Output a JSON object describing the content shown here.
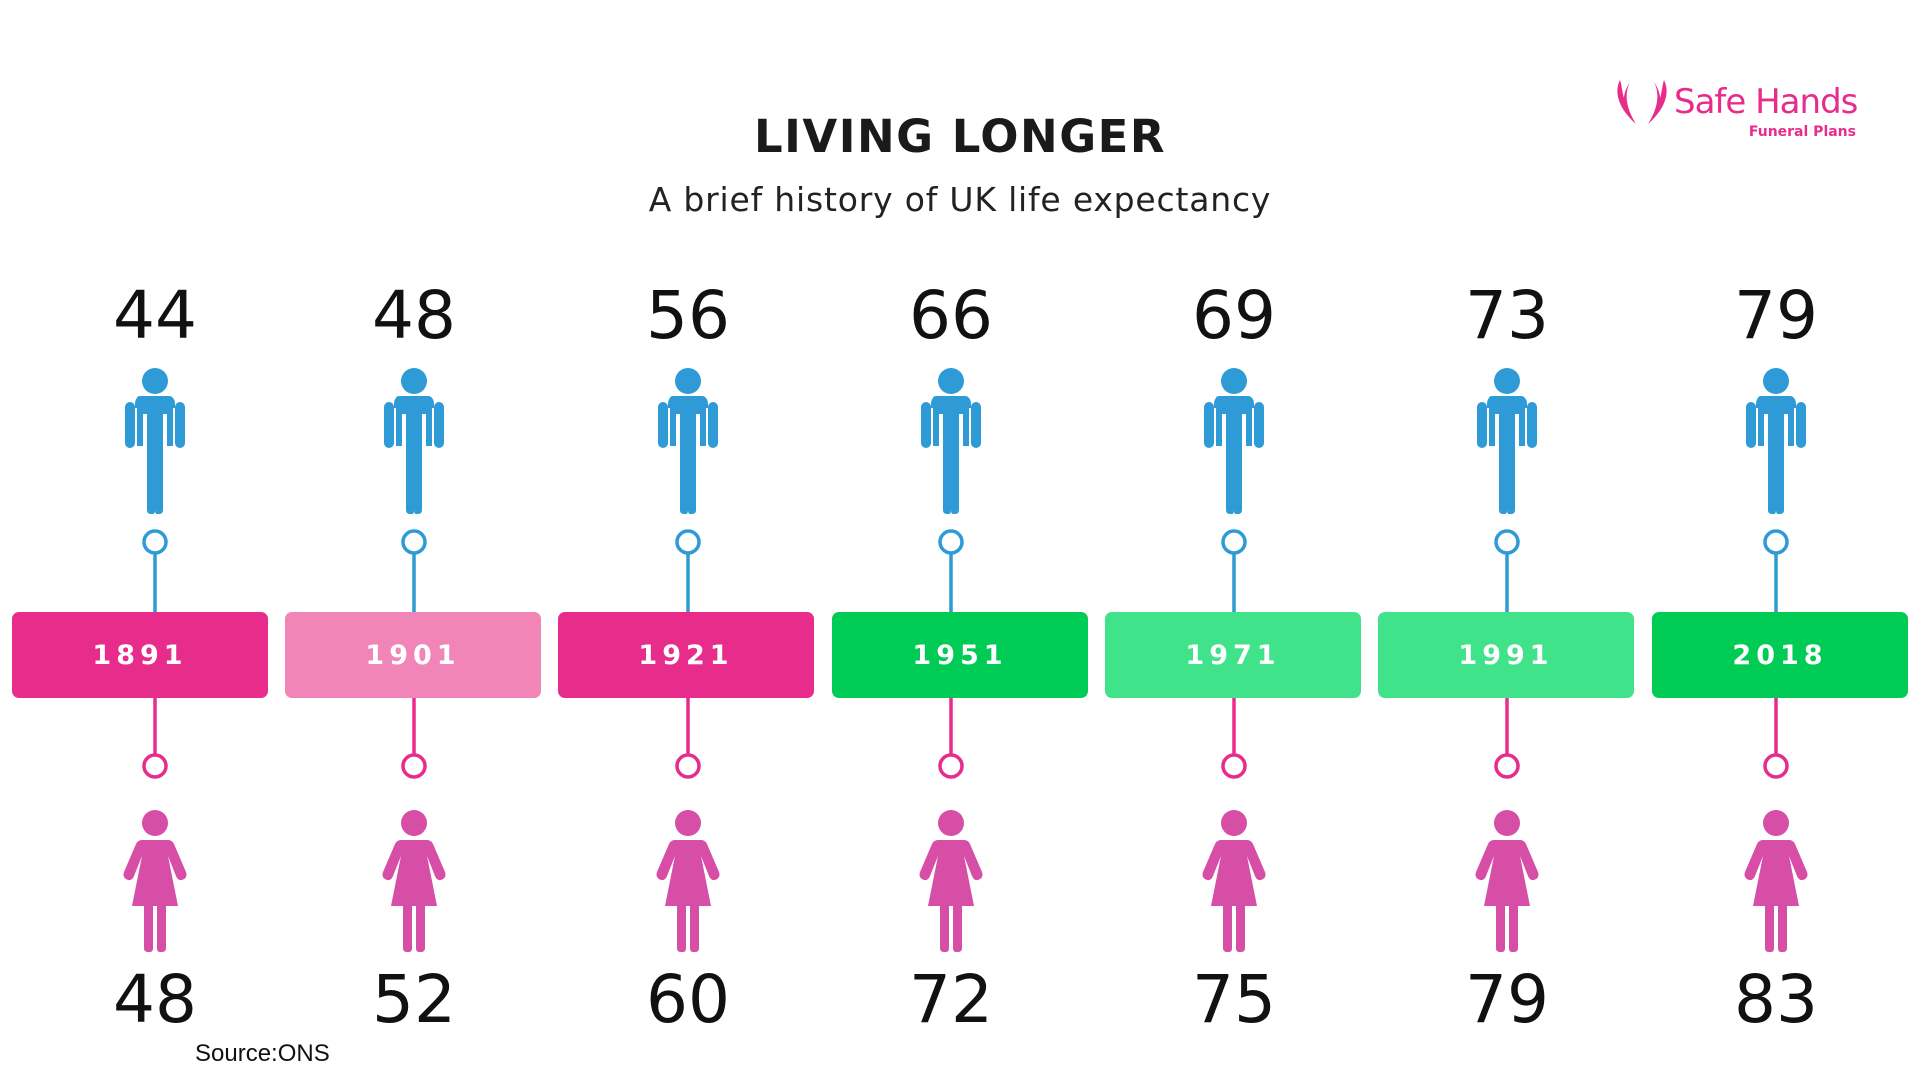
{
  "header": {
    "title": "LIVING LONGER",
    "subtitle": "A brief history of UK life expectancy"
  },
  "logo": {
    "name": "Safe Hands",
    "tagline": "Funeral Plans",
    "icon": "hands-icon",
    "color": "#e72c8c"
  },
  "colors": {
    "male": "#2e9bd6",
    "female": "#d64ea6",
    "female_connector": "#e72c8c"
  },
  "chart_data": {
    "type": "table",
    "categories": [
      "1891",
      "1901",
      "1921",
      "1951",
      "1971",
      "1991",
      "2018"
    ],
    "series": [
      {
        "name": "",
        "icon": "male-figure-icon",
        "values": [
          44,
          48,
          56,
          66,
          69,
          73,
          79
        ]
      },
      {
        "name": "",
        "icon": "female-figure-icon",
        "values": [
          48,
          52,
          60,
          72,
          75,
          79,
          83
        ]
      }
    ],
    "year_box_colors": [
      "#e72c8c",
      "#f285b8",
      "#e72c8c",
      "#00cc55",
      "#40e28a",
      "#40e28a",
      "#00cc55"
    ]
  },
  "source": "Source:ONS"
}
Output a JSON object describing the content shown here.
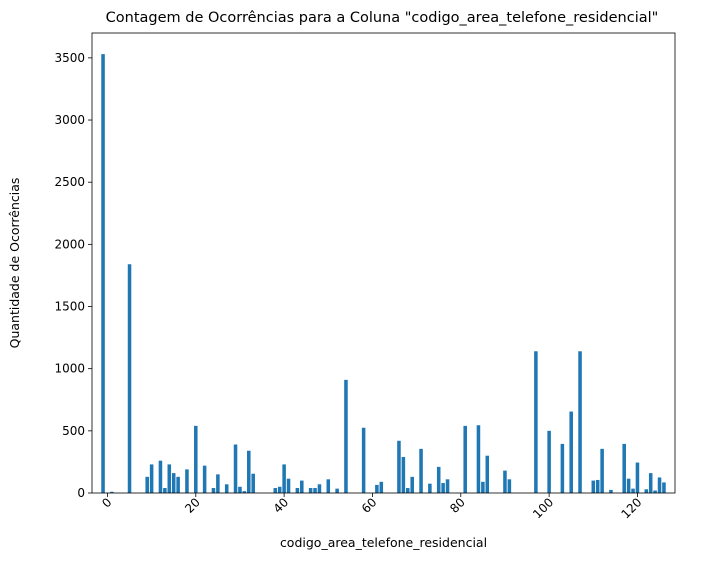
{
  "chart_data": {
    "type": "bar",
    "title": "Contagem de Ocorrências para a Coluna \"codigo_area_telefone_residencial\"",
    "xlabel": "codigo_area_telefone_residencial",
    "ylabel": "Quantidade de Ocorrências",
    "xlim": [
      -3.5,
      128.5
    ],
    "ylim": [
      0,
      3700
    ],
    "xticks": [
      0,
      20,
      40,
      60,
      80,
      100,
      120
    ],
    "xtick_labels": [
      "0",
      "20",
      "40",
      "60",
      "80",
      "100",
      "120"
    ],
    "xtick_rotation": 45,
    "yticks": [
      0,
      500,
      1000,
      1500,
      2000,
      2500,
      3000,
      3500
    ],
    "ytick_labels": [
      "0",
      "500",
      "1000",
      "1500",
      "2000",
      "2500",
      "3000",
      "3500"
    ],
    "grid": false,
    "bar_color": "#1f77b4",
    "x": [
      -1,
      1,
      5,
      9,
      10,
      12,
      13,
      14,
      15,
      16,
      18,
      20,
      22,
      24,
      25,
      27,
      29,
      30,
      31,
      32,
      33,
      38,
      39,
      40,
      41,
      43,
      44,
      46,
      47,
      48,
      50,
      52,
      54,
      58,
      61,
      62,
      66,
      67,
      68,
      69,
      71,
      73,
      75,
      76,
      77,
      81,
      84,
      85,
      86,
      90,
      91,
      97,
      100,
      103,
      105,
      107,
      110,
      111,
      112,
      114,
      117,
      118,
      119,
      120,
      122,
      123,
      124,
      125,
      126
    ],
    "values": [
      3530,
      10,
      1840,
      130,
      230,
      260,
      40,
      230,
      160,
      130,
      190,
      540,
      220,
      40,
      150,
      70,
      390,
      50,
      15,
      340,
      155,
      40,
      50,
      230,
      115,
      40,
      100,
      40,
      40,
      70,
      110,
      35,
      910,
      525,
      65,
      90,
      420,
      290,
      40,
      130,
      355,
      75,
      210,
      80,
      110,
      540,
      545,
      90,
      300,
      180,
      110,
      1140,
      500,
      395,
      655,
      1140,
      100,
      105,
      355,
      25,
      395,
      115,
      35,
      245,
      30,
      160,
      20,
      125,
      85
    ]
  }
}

****

Restate each line of the records exactly; pictures do not belong in the copy.

● **Result below**
Output a JSON object describing the content shown here.
{
  "header": {
    "title": "LIVING LONGER",
    "subtitle": "A brief history of UK life expectancy"
  },
  "logo": {
    "name": "Safe Hands",
    "tagline": "Funeral Plans",
    "icon": "hands-icon",
    "color": "#e72c8c"
  },
  "colors": {
    "male": "#2e9bd6",
    "female": "#d64ea6",
    "female_connector": "#e72c8c"
  },
  "chart_data": {
    "type": "table",
    "categories": [
      "1891",
      "1901",
      "1921",
      "1951",
      "1971",
      "1991",
      "2018"
    ],
    "series": [
      {
        "name": "",
        "icon": "male-figure-icon",
        "values": [
          44,
          48,
          56,
          66,
          69,
          73,
          79
        ]
      },
      {
        "name": "",
        "icon": "female-figure-icon",
        "values": [
          48,
          52,
          60,
          72,
          75,
          79,
          83
        ]
      }
    ],
    "year_box_colors": [
      "#e72c8c",
      "#f285b8",
      "#e72c8c",
      "#00cc55",
      "#40e28a",
      "#40e28a",
      "#00cc55"
    ]
  },
  "source": "Source:ONS"
}
Output a JSON object describing the content shown here.
{
  "chart_data": {
    "type": "bar",
    "title": "Contagem de Ocorrências para a Coluna \"codigo_area_telefone_residencial\"",
    "xlabel": "codigo_area_telefone_residencial",
    "ylabel": "Quantidade de Ocorrências",
    "xlim": [
      -3.5,
      128.5
    ],
    "ylim": [
      0,
      3700
    ],
    "xticks": [
      0,
      20,
      40,
      60,
      80,
      100,
      120
    ],
    "xtick_labels": [
      "0",
      "20",
      "40",
      "60",
      "80",
      "100",
      "120"
    ],
    "xtick_rotation": 45,
    "yticks": [
      0,
      500,
      1000,
      1500,
      2000,
      2500,
      3000,
      3500
    ],
    "ytick_labels": [
      "0",
      "500",
      "1000",
      "1500",
      "2000",
      "2500",
      "3000",
      "3500"
    ],
    "grid": false,
    "bar_color": "#1f77b4",
    "x": [
      -1,
      1,
      5,
      9,
      10,
      12,
      13,
      14,
      15,
      16,
      18,
      20,
      22,
      24,
      25,
      27,
      29,
      30,
      31,
      32,
      33,
      38,
      39,
      40,
      41,
      43,
      44,
      46,
      47,
      48,
      50,
      52,
      54,
      58,
      61,
      62,
      66,
      67,
      68,
      69,
      71,
      73,
      75,
      76,
      77,
      81,
      84,
      85,
      86,
      90,
      91,
      97,
      100,
      103,
      105,
      107,
      110,
      111,
      112,
      114,
      117,
      118,
      119,
      120,
      122,
      123,
      124,
      125,
      126
    ],
    "values": [
      3530,
      10,
      1840,
      130,
      230,
      260,
      40,
      230,
      160,
      130,
      190,
      540,
      220,
      40,
      150,
      70,
      390,
      50,
      15,
      340,
      155,
      40,
      50,
      230,
      115,
      40,
      100,
      40,
      40,
      70,
      110,
      35,
      910,
      525,
      65,
      90,
      420,
      290,
      40,
      130,
      355,
      75,
      210,
      80,
      110,
      540,
      545,
      90,
      300,
      180,
      110,
      1140,
      500,
      395,
      655,
      1140,
      100,
      105,
      355,
      25,
      395,
      115,
      35,
      245,
      30,
      160,
      20,
      125,
      85
    ]
  }
}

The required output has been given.